### THE REQUEST
From the listing below, copy only the lines from the line that contains "Read all visible content and emit it as JSON." to the line that contains "Transcribe this image's", counting those two lines as part of the copy.

Stored entries:

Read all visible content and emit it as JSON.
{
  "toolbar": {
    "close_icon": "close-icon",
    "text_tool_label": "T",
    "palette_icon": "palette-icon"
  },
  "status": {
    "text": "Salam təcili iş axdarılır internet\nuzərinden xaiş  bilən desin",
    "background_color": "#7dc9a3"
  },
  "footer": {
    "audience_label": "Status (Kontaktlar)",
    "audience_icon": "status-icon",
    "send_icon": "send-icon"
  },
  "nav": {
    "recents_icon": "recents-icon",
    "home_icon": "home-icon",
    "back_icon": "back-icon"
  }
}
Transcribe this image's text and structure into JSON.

---

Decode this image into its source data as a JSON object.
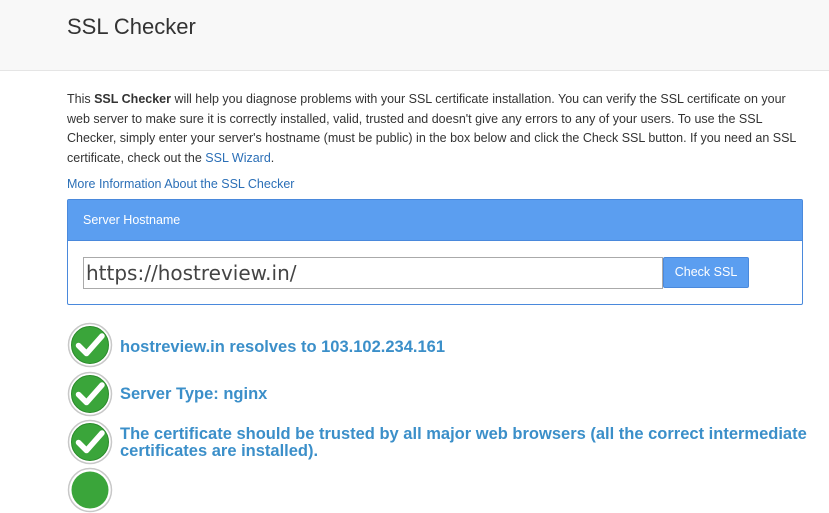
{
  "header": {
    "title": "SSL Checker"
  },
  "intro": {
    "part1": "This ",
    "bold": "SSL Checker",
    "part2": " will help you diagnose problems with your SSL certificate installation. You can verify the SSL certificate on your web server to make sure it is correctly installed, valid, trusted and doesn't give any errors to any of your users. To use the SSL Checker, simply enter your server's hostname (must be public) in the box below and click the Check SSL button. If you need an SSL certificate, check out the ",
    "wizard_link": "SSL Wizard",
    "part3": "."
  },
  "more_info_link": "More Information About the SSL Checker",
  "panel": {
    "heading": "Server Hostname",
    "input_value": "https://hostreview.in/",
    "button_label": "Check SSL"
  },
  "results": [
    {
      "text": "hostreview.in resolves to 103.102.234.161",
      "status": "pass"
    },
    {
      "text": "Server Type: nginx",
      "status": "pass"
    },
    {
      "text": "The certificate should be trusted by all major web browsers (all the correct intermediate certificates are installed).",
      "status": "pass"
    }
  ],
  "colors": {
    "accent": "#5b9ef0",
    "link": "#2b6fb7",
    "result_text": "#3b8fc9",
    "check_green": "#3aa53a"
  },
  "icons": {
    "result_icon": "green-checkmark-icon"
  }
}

### COMPLETE ANSWER
Read all visible content and emit it as JSON.
{
  "toolbar": {
    "close_icon": "close-icon",
    "text_tool_label": "T",
    "palette_icon": "palette-icon"
  },
  "status": {
    "text": "Salam təcili iş axdarılır internet\nuzərinden xaiş  bilən desin",
    "background_color": "#7dc9a3"
  },
  "footer": {
    "audience_label": "Status (Kontaktlar)",
    "audience_icon": "status-icon",
    "send_icon": "send-icon"
  },
  "nav": {
    "recents_icon": "recents-icon",
    "home_icon": "home-icon",
    "back_icon": "back-icon"
  }
}
Transcribe this image's text and structure into JSON.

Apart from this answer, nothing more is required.